START SUPPLIED RECORDS

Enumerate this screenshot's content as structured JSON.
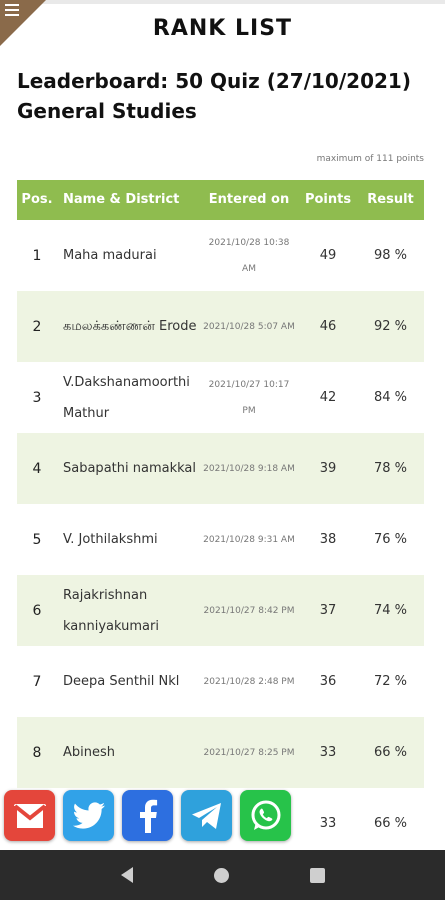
{
  "header": {
    "menu_icon": "hamburger-menu-icon",
    "title": "RANK LIST"
  },
  "leaderboard": {
    "title": "Leaderboard: 50 Quiz (27/10/2021) General Studies",
    "max_note": "maximum of 111 points"
  },
  "table": {
    "columns": {
      "pos": "Pos.",
      "name": "Name & District",
      "entered": "Entered on",
      "points": "Points",
      "result": "Result"
    },
    "rows": [
      {
        "pos": "1",
        "name": "Maha madurai",
        "entered": "2021/10/28 10:38 AM",
        "points": "49",
        "result": "98 %"
      },
      {
        "pos": "2",
        "name": "கமலக்கண்ணன் Erode",
        "entered": "2021/10/28 5:07 AM",
        "points": "46",
        "result": "92 %"
      },
      {
        "pos": "3",
        "name": "V.Dakshanamoorthi Mathur",
        "entered": "2021/10/27 10:17 PM",
        "points": "42",
        "result": "84 %"
      },
      {
        "pos": "4",
        "name": "Sabapathi namakkal",
        "entered": "2021/10/28 9:18 AM",
        "points": "39",
        "result": "78 %"
      },
      {
        "pos": "5",
        "name": "V. Jothilakshmi",
        "entered": "2021/10/28 9:31 AM",
        "points": "38",
        "result": "76 %"
      },
      {
        "pos": "6",
        "name": "Rajakrishnan kanniyakumari",
        "entered": "2021/10/27 8:42 PM",
        "points": "37",
        "result": "74 %"
      },
      {
        "pos": "7",
        "name": "Deepa Senthil Nkl",
        "entered": "2021/10/28 2:48 PM",
        "points": "36",
        "result": "72 %"
      },
      {
        "pos": "8",
        "name": "Abinesh",
        "entered": "2021/10/27 8:25 PM",
        "points": "33",
        "result": "66 %"
      },
      {
        "pos": "",
        "name": "",
        "entered": "",
        "points": "33",
        "result": "66 %"
      }
    ]
  },
  "share": {
    "icons": [
      "gmail-icon",
      "twitter-icon",
      "facebook-icon",
      "telegram-icon",
      "whatsapp-icon"
    ]
  },
  "navbar": {
    "icons": [
      "back-icon",
      "home-icon",
      "recent-apps-icon"
    ]
  },
  "colors": {
    "header_green": "#8fbc4f",
    "row_alt": "#eef4e2",
    "corner_brown": "#8a6a4a",
    "navbar": "#2b2b2b"
  }
}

END SUPPLIED RECORDS

__TASK OBJECTIVE__.
Of the lines in this material, state how many hold the string "points". Write no other words.

__TASK RESULT__.
11